### [DESCRIPTION OF THE TASK]
Verbatim output of all the material below is required.

Stored data
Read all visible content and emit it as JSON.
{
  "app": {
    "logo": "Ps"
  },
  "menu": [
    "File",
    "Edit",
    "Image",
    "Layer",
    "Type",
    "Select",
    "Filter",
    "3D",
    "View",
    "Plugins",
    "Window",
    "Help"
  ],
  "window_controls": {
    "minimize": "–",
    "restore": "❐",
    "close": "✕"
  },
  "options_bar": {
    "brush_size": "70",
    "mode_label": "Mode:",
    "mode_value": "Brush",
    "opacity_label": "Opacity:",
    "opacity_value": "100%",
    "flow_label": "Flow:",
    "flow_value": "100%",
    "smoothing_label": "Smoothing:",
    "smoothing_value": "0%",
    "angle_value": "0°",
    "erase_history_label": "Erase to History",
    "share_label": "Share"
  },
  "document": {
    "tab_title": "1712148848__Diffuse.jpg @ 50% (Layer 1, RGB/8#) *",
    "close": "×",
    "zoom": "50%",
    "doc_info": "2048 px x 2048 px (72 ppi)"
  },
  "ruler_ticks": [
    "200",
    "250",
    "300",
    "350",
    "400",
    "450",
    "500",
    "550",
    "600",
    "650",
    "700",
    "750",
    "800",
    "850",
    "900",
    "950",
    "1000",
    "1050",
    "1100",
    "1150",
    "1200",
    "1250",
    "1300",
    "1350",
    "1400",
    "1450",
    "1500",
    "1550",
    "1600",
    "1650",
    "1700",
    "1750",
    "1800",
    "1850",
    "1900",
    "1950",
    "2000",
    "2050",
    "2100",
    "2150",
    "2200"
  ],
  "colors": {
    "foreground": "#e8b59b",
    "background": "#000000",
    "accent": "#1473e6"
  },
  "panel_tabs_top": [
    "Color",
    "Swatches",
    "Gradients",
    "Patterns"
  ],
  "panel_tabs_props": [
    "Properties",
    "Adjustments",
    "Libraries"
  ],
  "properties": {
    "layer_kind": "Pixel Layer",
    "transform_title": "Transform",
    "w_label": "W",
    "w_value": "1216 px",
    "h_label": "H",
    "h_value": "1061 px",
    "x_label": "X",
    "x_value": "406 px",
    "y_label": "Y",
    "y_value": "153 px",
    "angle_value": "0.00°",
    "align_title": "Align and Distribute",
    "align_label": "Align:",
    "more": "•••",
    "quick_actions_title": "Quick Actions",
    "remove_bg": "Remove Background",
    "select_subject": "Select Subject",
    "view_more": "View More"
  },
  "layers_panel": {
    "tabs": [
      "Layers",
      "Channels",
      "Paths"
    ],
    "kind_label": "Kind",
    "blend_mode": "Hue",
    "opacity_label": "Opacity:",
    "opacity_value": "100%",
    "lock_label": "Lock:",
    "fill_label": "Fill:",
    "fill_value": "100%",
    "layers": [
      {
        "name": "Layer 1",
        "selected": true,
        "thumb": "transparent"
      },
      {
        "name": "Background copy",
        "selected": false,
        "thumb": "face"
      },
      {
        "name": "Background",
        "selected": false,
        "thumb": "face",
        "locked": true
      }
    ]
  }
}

### [WRITTEN REPLY]
Read all visible content and emit it as JSON.
{
  "app": {
    "logo": "Ps"
  },
  "menu": [
    "File",
    "Edit",
    "Image",
    "Layer",
    "Type",
    "Select",
    "Filter",
    "3D",
    "View",
    "Plugins",
    "Window",
    "Help"
  ],
  "window_controls": {
    "minimize": "–",
    "restore": "❐",
    "close": "✕"
  },
  "options_bar": {
    "brush_size": "70",
    "mode_label": "Mode:",
    "mode_value": "Brush",
    "opacity_label": "Opacity:",
    "opacity_value": "100%",
    "flow_label": "Flow:",
    "flow_value": "100%",
    "smoothing_label": "Smoothing:",
    "smoothing_value": "0%",
    "angle_value": "0°",
    "erase_history_label": "Erase to History",
    "share_label": "Share"
  },
  "document": {
    "tab_title": "1712148848__Diffuse.jpg @ 50% (Layer 1, RGB/8#) *",
    "close": "×",
    "zoom": "50%",
    "doc_info": "2048 px x 2048 px (72 ppi)"
  },
  "ruler_ticks": [
    "200",
    "250",
    "300",
    "350",
    "400",
    "450",
    "500",
    "550",
    "600",
    "650",
    "700",
    "750",
    "800",
    "850",
    "900",
    "950",
    "1000",
    "1050",
    "1100",
    "1150",
    "1200",
    "1250",
    "1300",
    "1350",
    "1400",
    "1450",
    "1500",
    "1550",
    "1600",
    "1650",
    "1700",
    "1750",
    "1800",
    "1850",
    "1900",
    "1950",
    "2000",
    "2050",
    "2100",
    "2150",
    "2200"
  ],
  "colors": {
    "foreground": "#e8b59b",
    "background": "#000000",
    "accent": "#1473e6"
  },
  "panel_tabs_top": [
    "Color",
    "Swatches",
    "Gradients",
    "Patterns"
  ],
  "panel_tabs_props": [
    "Properties",
    "Adjustments",
    "Libraries"
  ],
  "properties": {
    "layer_kind": "Pixel Layer",
    "transform_title": "Transform",
    "w_label": "W",
    "w_value": "1216 px",
    "h_label": "H",
    "h_value": "1061 px",
    "x_label": "X",
    "x_value": "406 px",
    "y_label": "Y",
    "y_value": "153 px",
    "angle_value": "0.00°",
    "align_title": "Align and Distribute",
    "align_label": "Align:",
    "more": "•••",
    "quick_actions_title": "Quick Actions",
    "remove_bg": "Remove Background",
    "select_subject": "Select Subject",
    "view_more": "View More"
  },
  "layers_panel": {
    "tabs": [
      "Layers",
      "Channels",
      "Paths"
    ],
    "kind_label": "Kind",
    "blend_mode": "Hue",
    "opacity_label": "Opacity:",
    "opacity_value": "100%",
    "lock_label": "Lock:",
    "fill_label": "Fill:",
    "fill_value": "100%",
    "layers": [
      {
        "name": "Layer 1",
        "selected": true,
        "thumb": "transparent"
      },
      {
        "name": "Background copy",
        "selected": false,
        "thumb": "face"
      },
      {
        "name": "Background",
        "selected": false,
        "thumb": "face",
        "locked": true
      }
    ]
  }
}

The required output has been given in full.